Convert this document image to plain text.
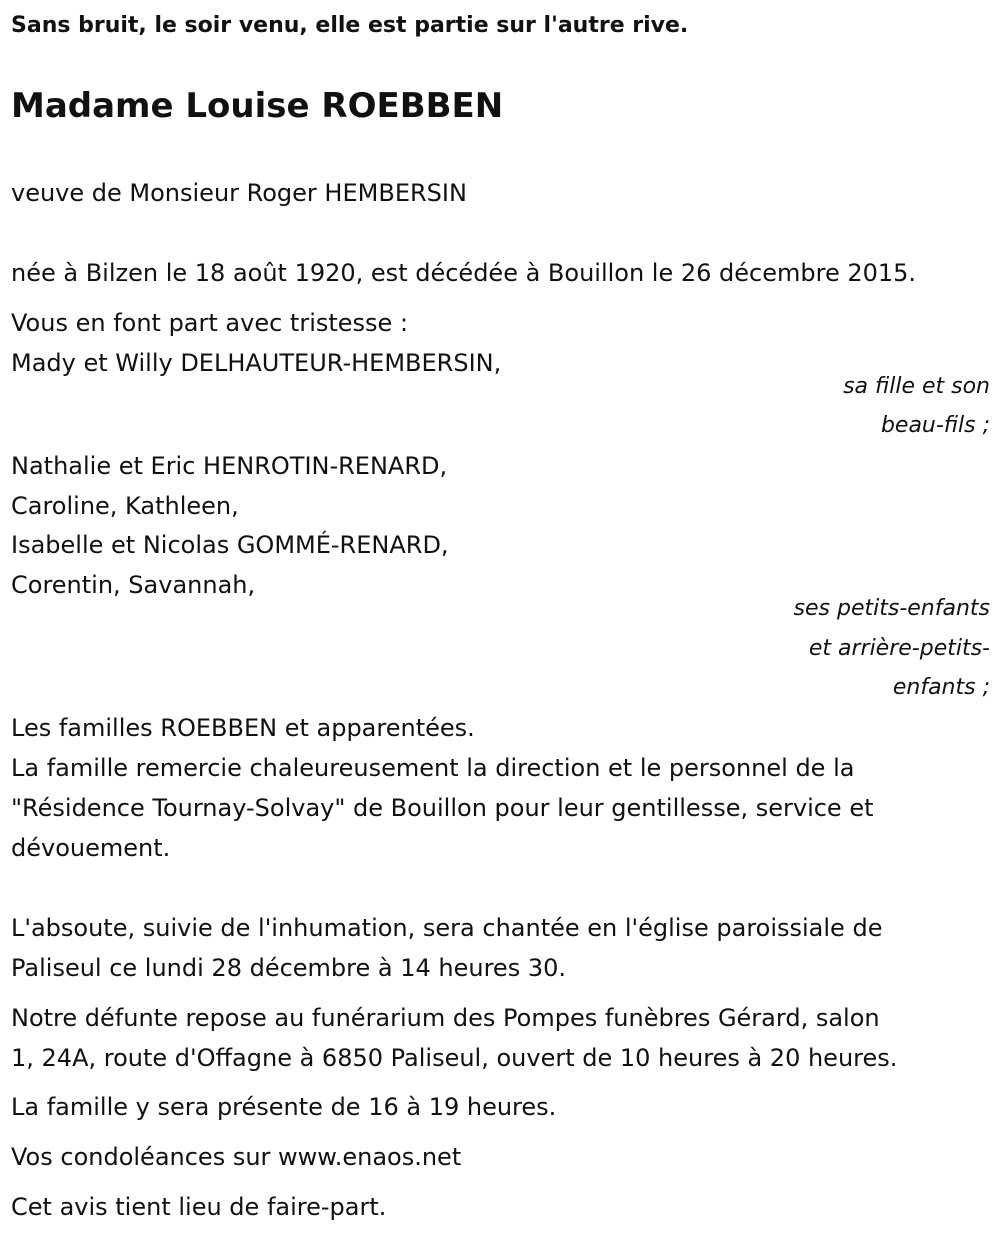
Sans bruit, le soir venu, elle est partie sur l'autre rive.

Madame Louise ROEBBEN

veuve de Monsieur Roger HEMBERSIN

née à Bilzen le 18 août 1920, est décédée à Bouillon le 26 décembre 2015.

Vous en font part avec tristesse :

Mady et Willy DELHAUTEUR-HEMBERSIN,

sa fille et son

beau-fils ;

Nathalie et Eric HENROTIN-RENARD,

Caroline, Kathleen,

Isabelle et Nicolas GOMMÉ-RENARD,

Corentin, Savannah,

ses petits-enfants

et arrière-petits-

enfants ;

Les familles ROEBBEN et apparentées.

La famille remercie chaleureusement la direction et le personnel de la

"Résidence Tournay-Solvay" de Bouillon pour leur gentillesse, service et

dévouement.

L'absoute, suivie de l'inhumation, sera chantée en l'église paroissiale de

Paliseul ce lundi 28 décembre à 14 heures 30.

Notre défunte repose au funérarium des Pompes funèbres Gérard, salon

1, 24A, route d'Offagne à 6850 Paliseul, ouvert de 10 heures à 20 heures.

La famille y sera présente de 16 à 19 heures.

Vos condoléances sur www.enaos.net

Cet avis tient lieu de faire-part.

Aim of the exercise
Omit every image. Quote each record exactly.

Correct result
Convert this document image to plain text.
Sans bruit, le soir venu, elle est partie sur l'autre rive.

Madame Louise ROEBBEN

veuve de Monsieur Roger HEMBERSIN

née à Bilzen le 18 août 1920, est décédée à Bouillon le 26 décembre 2015.

Vous en font part avec tristesse :

Mady et Willy DELHAUTEUR-HEMBERSIN,

sa fille et son

beau-fils ;

Nathalie et Eric HENROTIN-RENARD,

Caroline, Kathleen,

Isabelle et Nicolas GOMMÉ-RENARD,

Corentin, Savannah,

ses petits-enfants

et arrière-petits-

enfants ;

Les familles ROEBBEN et apparentées.

La famille remercie chaleureusement la direction et le personnel de la

"Résidence Tournay-Solvay" de Bouillon pour leur gentillesse, service et

dévouement.

L'absoute, suivie de l'inhumation, sera chantée en l'église paroissiale de

Paliseul ce lundi 28 décembre à 14 heures 30.

Notre défunte repose au funérarium des Pompes funèbres Gérard, salon

1, 24A, route d'Offagne à 6850 Paliseul, ouvert de 10 heures à 20 heures.

La famille y sera présente de 16 à 19 heures.

Vos condoléances sur www.enaos.net

Cet avis tient lieu de faire-part.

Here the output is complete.